▶ **TASK INSTRUCTIONS**:
Print out the material that follows word for word.

▶ **INPUT FOR THIS TASK**:
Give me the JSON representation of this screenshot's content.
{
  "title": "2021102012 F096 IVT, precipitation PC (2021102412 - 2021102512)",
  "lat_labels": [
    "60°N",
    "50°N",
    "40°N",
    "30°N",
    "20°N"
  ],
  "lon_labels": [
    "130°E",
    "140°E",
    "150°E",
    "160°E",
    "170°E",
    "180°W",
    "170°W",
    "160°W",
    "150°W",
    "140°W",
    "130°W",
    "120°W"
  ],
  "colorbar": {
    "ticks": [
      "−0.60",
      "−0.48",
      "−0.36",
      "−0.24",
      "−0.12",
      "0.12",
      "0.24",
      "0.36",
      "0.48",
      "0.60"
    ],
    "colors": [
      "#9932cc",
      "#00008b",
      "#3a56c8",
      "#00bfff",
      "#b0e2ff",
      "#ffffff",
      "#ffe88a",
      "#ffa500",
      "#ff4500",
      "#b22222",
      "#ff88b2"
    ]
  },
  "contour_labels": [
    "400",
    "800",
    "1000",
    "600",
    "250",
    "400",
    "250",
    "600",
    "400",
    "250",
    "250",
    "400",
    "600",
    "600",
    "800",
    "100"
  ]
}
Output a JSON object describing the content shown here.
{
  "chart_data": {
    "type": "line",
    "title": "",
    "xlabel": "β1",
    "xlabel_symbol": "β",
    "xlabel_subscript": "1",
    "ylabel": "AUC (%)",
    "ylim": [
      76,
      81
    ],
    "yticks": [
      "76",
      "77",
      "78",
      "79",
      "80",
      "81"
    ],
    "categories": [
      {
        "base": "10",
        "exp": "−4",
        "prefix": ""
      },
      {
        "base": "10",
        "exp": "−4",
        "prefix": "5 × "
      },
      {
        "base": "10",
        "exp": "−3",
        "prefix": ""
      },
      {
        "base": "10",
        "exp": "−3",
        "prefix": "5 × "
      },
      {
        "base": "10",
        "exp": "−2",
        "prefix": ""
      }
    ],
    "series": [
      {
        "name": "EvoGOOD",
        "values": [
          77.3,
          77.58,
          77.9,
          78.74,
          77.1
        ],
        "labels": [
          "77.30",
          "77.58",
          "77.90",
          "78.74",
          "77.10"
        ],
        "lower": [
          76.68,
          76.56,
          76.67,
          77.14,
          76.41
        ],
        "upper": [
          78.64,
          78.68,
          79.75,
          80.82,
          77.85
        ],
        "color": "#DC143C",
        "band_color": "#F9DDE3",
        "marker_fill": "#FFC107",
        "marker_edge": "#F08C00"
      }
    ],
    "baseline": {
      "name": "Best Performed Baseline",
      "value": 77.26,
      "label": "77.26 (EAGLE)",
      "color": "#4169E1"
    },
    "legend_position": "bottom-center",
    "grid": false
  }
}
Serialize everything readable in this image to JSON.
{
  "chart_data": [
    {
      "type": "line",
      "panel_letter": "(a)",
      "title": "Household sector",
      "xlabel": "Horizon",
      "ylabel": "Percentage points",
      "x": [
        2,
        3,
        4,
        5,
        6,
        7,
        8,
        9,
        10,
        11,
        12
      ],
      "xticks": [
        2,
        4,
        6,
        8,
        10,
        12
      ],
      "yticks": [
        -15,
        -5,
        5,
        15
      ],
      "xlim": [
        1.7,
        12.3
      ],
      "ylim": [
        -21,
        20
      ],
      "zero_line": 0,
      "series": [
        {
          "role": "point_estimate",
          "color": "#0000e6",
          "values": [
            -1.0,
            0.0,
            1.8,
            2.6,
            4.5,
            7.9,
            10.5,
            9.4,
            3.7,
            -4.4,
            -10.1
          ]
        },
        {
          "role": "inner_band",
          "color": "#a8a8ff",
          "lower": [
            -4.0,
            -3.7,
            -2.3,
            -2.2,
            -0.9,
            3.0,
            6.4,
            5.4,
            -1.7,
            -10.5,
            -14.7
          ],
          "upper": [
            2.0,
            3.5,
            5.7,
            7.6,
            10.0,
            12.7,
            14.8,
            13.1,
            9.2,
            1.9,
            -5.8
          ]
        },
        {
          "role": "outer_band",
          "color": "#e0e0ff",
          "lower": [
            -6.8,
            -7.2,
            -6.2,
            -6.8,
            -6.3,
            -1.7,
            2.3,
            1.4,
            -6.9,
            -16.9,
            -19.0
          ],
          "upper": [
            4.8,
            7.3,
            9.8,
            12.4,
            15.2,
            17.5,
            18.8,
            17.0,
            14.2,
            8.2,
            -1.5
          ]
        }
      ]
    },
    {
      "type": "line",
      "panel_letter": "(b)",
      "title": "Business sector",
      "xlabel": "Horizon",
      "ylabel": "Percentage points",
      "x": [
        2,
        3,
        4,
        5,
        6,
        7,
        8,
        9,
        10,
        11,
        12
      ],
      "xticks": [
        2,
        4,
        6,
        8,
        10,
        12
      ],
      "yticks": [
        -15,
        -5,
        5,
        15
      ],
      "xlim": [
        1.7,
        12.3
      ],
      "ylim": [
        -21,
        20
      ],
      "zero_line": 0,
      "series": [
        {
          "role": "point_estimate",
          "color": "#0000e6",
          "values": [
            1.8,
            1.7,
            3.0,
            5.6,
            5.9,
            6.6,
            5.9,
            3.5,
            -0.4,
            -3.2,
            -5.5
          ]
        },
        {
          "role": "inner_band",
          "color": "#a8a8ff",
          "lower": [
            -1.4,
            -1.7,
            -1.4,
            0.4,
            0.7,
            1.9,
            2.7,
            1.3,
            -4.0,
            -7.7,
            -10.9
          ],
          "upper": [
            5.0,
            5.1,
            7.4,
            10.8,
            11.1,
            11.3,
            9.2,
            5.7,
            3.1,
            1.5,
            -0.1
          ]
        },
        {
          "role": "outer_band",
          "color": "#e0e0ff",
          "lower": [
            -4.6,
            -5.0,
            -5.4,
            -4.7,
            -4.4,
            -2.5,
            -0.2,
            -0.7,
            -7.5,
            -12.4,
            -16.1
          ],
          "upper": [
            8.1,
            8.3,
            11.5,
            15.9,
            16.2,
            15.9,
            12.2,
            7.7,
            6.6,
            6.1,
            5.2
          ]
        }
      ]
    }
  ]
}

▶ **ANSWER FOR THE TASK**:
Give me the JSON representation of this screenshot's content.
{
  "title": "2021102012 F096 IVT, precipitation PC (2021102412 - 2021102512)",
  "lat_labels": [
    "60°N",
    "50°N",
    "40°N",
    "30°N",
    "20°N"
  ],
  "lon_labels": [
    "130°E",
    "140°E",
    "150°E",
    "160°E",
    "170°E",
    "180°W",
    "170°W",
    "160°W",
    "150°W",
    "140°W",
    "130°W",
    "120°W"
  ],
  "colorbar": {
    "ticks": [
      "−0.60",
      "−0.48",
      "−0.36",
      "−0.24",
      "−0.12",
      "0.12",
      "0.24",
      "0.36",
      "0.48",
      "0.60"
    ],
    "colors": [
      "#9932cc",
      "#00008b",
      "#3a56c8",
      "#00bfff",
      "#b0e2ff",
      "#ffffff",
      "#ffe88a",
      "#ffa500",
      "#ff4500",
      "#b22222",
      "#ff88b2"
    ]
  },
  "contour_labels": [
    "400",
    "800",
    "1000",
    "600",
    "250",
    "400",
    "250",
    "600",
    "400",
    "250",
    "250",
    "400",
    "600",
    "600",
    "800",
    "100"
  ]
}
Output a JSON object describing the content shown here.
{
  "chart_data": {
    "type": "line",
    "title": "",
    "xlabel": "β1",
    "xlabel_symbol": "β",
    "xlabel_subscript": "1",
    "ylabel": "AUC (%)",
    "ylim": [
      76,
      81
    ],
    "yticks": [
      "76",
      "77",
      "78",
      "79",
      "80",
      "81"
    ],
    "categories": [
      {
        "base": "10",
        "exp": "−4",
        "prefix": ""
      },
      {
        "base": "10",
        "exp": "−4",
        "prefix": "5 × "
      },
      {
        "base": "10",
        "exp": "−3",
        "prefix": ""
      },
      {
        "base": "10",
        "exp": "−3",
        "prefix": "5 × "
      },
      {
        "base": "10",
        "exp": "−2",
        "prefix": ""
      }
    ],
    "series": [
      {
        "name": "EvoGOOD",
        "values": [
          77.3,
          77.58,
          77.9,
          78.74,
          77.1
        ],
        "labels": [
          "77.30",
          "77.58",
          "77.90",
          "78.74",
          "77.10"
        ],
        "lower": [
          76.68,
          76.56,
          76.67,
          77.14,
          76.41
        ],
        "upper": [
          78.64,
          78.68,
          79.75,
          80.82,
          77.85
        ],
        "color": "#DC143C",
        "band_color": "#F9DDE3",
        "marker_fill": "#FFC107",
        "marker_edge": "#F08C00"
      }
    ],
    "baseline": {
      "name": "Best Performed Baseline",
      "value": 77.26,
      "label": "77.26 (EAGLE)",
      "color": "#4169E1"
    },
    "legend_position": "bottom-center",
    "grid": false
  }
}
Serialize everything readable in this image to JSON.
{
  "chart_data": [
    {
      "type": "line",
      "panel_letter": "(a)",
      "title": "Household sector",
      "xlabel": "Horizon",
      "ylabel": "Percentage points",
      "x": [
        2,
        3,
        4,
        5,
        6,
        7,
        8,
        9,
        10,
        11,
        12
      ],
      "xticks": [
        2,
        4,
        6,
        8,
        10,
        12
      ],
      "yticks": [
        -15,
        -5,
        5,
        15
      ],
      "xlim": [
        1.7,
        12.3
      ],
      "ylim": [
        -21,
        20
      ],
      "zero_line": 0,
      "series": [
        {
          "role": "point_estimate",
          "color": "#0000e6",
          "values": [
            -1.0,
            0.0,
            1.8,
            2.6,
            4.5,
            7.9,
            10.5,
            9.4,
            3.7,
            -4.4,
            -10.1
          ]
        },
        {
          "role": "inner_band",
          "color": "#a8a8ff",
          "lower": [
            -4.0,
            -3.7,
            -2.3,
            -2.2,
            -0.9,
            3.0,
            6.4,
            5.4,
            -1.7,
            -10.5,
            -14.7
          ],
          "upper": [
            2.0,
            3.5,
            5.7,
            7.6,
            10.0,
            12.7,
            14.8,
            13.1,
            9.2,
            1.9,
            -5.8
          ]
        },
        {
          "role": "outer_band",
          "color": "#e0e0ff",
          "lower": [
            -6.8,
            -7.2,
            -6.2,
            -6.8,
            -6.3,
            -1.7,
            2.3,
            1.4,
            -6.9,
            -16.9,
            -19.0
          ],
          "upper": [
            4.8,
            7.3,
            9.8,
            12.4,
            15.2,
            17.5,
            18.8,
            17.0,
            14.2,
            8.2,
            -1.5
          ]
        }
      ]
    },
    {
      "type": "line",
      "panel_letter": "(b)",
      "title": "Business sector",
      "xlabel": "Horizon",
      "ylabel": "Percentage points",
      "x": [
        2,
        3,
        4,
        5,
        6,
        7,
        8,
        9,
        10,
        11,
        12
      ],
      "xticks": [
        2,
        4,
        6,
        8,
        10,
        12
      ],
      "yticks": [
        -15,
        -5,
        5,
        15
      ],
      "xlim": [
        1.7,
        12.3
      ],
      "ylim": [
        -21,
        20
      ],
      "zero_line": 0,
      "series": [
        {
          "role": "point_estimate",
          "color": "#0000e6",
          "values": [
            1.8,
            1.7,
            3.0,
            5.6,
            5.9,
            6.6,
            5.9,
            3.5,
            -0.4,
            -3.2,
            -5.5
          ]
        },
        {
          "role": "inner_band",
          "color": "#a8a8ff",
          "lower": [
            -1.4,
            -1.7,
            -1.4,
            0.4,
            0.7,
            1.9,
            2.7,
            1.3,
            -4.0,
            -7.7,
            -10.9
          ],
          "upper": [
            5.0,
            5.1,
            7.4,
            10.8,
            11.1,
            11.3,
            9.2,
            5.7,
            3.1,
            1.5,
            -0.1
          ]
        },
        {
          "role": "outer_band",
          "color": "#e0e0ff",
          "lower": [
            -4.6,
            -5.0,
            -5.4,
            -4.7,
            -4.4,
            -2.5,
            -0.2,
            -0.7,
            -7.5,
            -12.4,
            -16.1
          ],
          "upper": [
            8.1,
            8.3,
            11.5,
            15.9,
            16.2,
            15.9,
            12.2,
            7.7,
            6.6,
            6.1,
            5.2
          ]
        }
      ]
    }
  ]
}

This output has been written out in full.